*Required task*: Copy each of the following rows word for word, without changing anything.

*Data entries*:
▽
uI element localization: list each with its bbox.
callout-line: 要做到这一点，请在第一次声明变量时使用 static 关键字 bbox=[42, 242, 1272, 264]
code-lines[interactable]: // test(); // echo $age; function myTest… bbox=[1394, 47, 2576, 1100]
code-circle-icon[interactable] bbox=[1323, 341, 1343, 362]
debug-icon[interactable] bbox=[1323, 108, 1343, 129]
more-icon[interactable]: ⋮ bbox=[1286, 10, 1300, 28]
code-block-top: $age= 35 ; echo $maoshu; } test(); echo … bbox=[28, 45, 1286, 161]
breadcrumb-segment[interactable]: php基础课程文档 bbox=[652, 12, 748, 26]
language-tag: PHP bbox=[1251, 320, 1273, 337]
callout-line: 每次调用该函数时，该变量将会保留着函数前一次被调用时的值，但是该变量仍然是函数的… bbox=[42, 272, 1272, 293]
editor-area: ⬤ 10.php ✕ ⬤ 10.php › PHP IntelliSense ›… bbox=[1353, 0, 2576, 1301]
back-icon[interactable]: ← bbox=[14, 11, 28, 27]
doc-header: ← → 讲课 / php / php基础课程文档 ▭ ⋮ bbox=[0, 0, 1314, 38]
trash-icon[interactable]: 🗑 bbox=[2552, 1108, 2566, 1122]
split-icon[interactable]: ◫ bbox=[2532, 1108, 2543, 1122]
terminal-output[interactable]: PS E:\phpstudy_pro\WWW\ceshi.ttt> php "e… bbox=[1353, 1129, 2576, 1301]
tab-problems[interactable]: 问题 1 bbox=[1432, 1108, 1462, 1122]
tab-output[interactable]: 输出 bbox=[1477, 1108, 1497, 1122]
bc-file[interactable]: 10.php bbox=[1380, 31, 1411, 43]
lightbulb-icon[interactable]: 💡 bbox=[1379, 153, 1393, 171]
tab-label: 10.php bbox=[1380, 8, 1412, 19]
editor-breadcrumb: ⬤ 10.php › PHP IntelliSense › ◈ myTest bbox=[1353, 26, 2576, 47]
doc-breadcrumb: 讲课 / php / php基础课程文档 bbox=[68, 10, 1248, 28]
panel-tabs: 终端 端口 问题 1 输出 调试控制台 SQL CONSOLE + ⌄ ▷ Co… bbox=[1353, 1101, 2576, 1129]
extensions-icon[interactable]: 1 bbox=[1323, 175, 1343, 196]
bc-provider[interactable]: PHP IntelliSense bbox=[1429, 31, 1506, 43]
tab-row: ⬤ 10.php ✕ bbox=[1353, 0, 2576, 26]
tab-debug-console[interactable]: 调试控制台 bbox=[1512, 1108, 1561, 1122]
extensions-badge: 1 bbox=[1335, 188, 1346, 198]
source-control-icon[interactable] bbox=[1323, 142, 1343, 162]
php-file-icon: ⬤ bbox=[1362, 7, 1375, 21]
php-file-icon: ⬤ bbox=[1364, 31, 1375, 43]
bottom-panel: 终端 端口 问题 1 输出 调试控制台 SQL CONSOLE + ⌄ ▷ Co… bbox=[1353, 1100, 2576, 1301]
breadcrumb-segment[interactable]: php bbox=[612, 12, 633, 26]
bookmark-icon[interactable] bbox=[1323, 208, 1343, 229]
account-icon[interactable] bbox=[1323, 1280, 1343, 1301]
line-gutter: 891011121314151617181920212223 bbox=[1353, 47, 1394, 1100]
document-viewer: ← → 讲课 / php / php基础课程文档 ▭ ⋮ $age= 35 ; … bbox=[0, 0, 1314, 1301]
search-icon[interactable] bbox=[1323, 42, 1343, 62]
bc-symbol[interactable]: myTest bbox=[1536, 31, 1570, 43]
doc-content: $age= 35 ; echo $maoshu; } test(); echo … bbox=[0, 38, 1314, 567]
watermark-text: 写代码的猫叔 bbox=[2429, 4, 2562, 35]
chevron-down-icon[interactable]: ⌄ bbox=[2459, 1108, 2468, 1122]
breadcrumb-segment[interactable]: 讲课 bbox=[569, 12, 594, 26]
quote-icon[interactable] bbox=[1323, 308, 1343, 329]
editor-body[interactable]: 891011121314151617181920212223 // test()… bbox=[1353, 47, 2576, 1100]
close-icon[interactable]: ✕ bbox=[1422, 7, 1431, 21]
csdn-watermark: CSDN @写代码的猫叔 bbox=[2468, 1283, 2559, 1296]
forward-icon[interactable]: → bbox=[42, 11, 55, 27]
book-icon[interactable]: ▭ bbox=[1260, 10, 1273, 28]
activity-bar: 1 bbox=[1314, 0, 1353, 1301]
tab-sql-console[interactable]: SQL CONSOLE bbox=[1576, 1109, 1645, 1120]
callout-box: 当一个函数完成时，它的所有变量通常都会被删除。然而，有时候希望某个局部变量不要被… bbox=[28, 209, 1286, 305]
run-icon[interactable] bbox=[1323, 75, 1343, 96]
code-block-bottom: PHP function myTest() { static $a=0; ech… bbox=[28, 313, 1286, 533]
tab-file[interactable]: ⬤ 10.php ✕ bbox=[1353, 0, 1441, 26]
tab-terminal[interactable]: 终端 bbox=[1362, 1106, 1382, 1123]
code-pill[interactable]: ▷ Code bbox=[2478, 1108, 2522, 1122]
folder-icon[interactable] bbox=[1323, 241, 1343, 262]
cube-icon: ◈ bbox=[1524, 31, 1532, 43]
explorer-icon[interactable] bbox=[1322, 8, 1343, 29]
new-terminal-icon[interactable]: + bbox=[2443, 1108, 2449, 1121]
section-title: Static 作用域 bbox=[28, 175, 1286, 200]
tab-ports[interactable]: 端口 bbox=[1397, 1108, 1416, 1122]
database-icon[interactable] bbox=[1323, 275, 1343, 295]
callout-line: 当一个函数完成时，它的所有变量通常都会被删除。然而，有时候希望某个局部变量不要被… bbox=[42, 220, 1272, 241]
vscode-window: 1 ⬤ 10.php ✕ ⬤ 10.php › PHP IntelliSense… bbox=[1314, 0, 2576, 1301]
△
*Complete answer*:
uI element localization: list each with its bbox.
callout-line: 要做到这一点，请在第一次声明变量时使用 static 关键字 bbox=[42, 242, 1272, 264]
code-lines[interactable]: // test(); // echo $age; function myTest… bbox=[1394, 47, 2576, 1100]
code-circle-icon[interactable] bbox=[1323, 341, 1343, 362]
debug-icon[interactable] bbox=[1323, 108, 1343, 129]
more-icon[interactable]: ⋮ bbox=[1286, 10, 1300, 28]
code-block-top: $age= 35 ; echo $maoshu; } test(); echo … bbox=[28, 45, 1286, 161]
breadcrumb-segment[interactable]: php基础课程文档 bbox=[652, 12, 748, 26]
language-tag: PHP bbox=[1251, 320, 1273, 337]
callout-line: 每次调用该函数时，该变量将会保留着函数前一次被调用时的值，但是该变量仍然是函数的… bbox=[42, 272, 1272, 293]
editor-area: ⬤ 10.php ✕ ⬤ 10.php › PHP IntelliSense ›… bbox=[1353, 0, 2576, 1301]
back-icon[interactable]: ← bbox=[14, 11, 28, 27]
doc-header: ← → 讲课 / php / php基础课程文档 ▭ ⋮ bbox=[0, 0, 1314, 38]
trash-icon[interactable]: 🗑 bbox=[2552, 1108, 2566, 1122]
split-icon[interactable]: ◫ bbox=[2532, 1108, 2543, 1122]
terminal-output[interactable]: PS E:\phpstudy_pro\WWW\ceshi.ttt> php "e… bbox=[1353, 1129, 2576, 1301]
tab-problems[interactable]: 问题 1 bbox=[1432, 1108, 1462, 1122]
tab-output[interactable]: 输出 bbox=[1477, 1108, 1497, 1122]
bc-file[interactable]: 10.php bbox=[1380, 31, 1411, 43]
lightbulb-icon[interactable]: 💡 bbox=[1379, 153, 1393, 171]
tab-label: 10.php bbox=[1380, 8, 1412, 19]
editor-breadcrumb: ⬤ 10.php › PHP IntelliSense › ◈ myTest bbox=[1353, 26, 2576, 47]
doc-breadcrumb: 讲课 / php / php基础课程文档 bbox=[68, 10, 1248, 28]
panel-tabs: 终端 端口 问题 1 输出 调试控制台 SQL CONSOLE + ⌄ ▷ Co… bbox=[1353, 1101, 2576, 1129]
extensions-icon[interactable]: 1 bbox=[1323, 175, 1343, 196]
bc-provider[interactable]: PHP IntelliSense bbox=[1429, 31, 1506, 43]
tab-row: ⬤ 10.php ✕ bbox=[1353, 0, 2576, 26]
tab-debug-console[interactable]: 调试控制台 bbox=[1512, 1108, 1561, 1122]
extensions-badge: 1 bbox=[1335, 188, 1346, 198]
source-control-icon[interactable] bbox=[1323, 142, 1343, 162]
php-file-icon: ⬤ bbox=[1362, 7, 1375, 21]
php-file-icon: ⬤ bbox=[1364, 31, 1375, 43]
bottom-panel: 终端 端口 问题 1 输出 调试控制台 SQL CONSOLE + ⌄ ▷ Co… bbox=[1353, 1100, 2576, 1301]
breadcrumb-segment[interactable]: php bbox=[612, 12, 633, 26]
bookmark-icon[interactable] bbox=[1323, 208, 1343, 229]
account-icon[interactable] bbox=[1323, 1280, 1343, 1301]
line-gutter: 891011121314151617181920212223 bbox=[1353, 47, 1394, 1100]
document-viewer: ← → 讲课 / php / php基础课程文档 ▭ ⋮ $age= 35 ; … bbox=[0, 0, 1314, 1301]
search-icon[interactable] bbox=[1323, 42, 1343, 62]
bc-symbol[interactable]: myTest bbox=[1536, 31, 1570, 43]
doc-content: $age= 35 ; echo $maoshu; } test(); echo … bbox=[0, 38, 1314, 567]
watermark-text: 写代码的猫叔 bbox=[2429, 4, 2562, 35]
chevron-down-icon[interactable]: ⌄ bbox=[2459, 1108, 2468, 1122]
breadcrumb-segment[interactable]: 讲课 bbox=[569, 12, 594, 26]
quote-icon[interactable] bbox=[1323, 308, 1343, 329]
editor-body[interactable]: 891011121314151617181920212223 // test()… bbox=[1353, 47, 2576, 1100]
close-icon[interactable]: ✕ bbox=[1422, 7, 1431, 21]
csdn-watermark: CSDN @写代码的猫叔 bbox=[2468, 1283, 2559, 1296]
forward-icon[interactable]: → bbox=[42, 11, 55, 27]
book-icon[interactable]: ▭ bbox=[1260, 10, 1273, 28]
activity-bar: 1 bbox=[1314, 0, 1353, 1301]
tab-sql-console[interactable]: SQL CONSOLE bbox=[1576, 1109, 1645, 1120]
callout-box: 当一个函数完成时，它的所有变量通常都会被删除。然而，有时候希望某个局部变量不要被… bbox=[28, 209, 1286, 305]
run-icon[interactable] bbox=[1323, 75, 1343, 96]
code-block-bottom: PHP function myTest() { static $a=0; ech… bbox=[28, 313, 1286, 533]
tab-file[interactable]: ⬤ 10.php ✕ bbox=[1353, 0, 1441, 26]
tab-terminal[interactable]: 终端 bbox=[1362, 1106, 1382, 1123]
code-pill[interactable]: ▷ Code bbox=[2478, 1108, 2522, 1122]
folder-icon[interactable] bbox=[1323, 241, 1343, 262]
cube-icon: ◈ bbox=[1524, 31, 1532, 43]
explorer-icon[interactable] bbox=[1322, 8, 1343, 29]
new-terminal-icon[interactable]: + bbox=[2443, 1108, 2449, 1121]
section-title: Static 作用域 bbox=[28, 175, 1286, 200]
tab-ports[interactable]: 端口 bbox=[1397, 1108, 1416, 1122]
database-icon[interactable] bbox=[1323, 275, 1343, 295]
callout-line: 当一个函数完成时，它的所有变量通常都会被删除。然而，有时候希望某个局部变量不要被… bbox=[42, 220, 1272, 241]
vscode-window: 1 ⬤ 10.php ✕ ⬤ 10.php › PHP IntelliSense… bbox=[1314, 0, 2576, 1301]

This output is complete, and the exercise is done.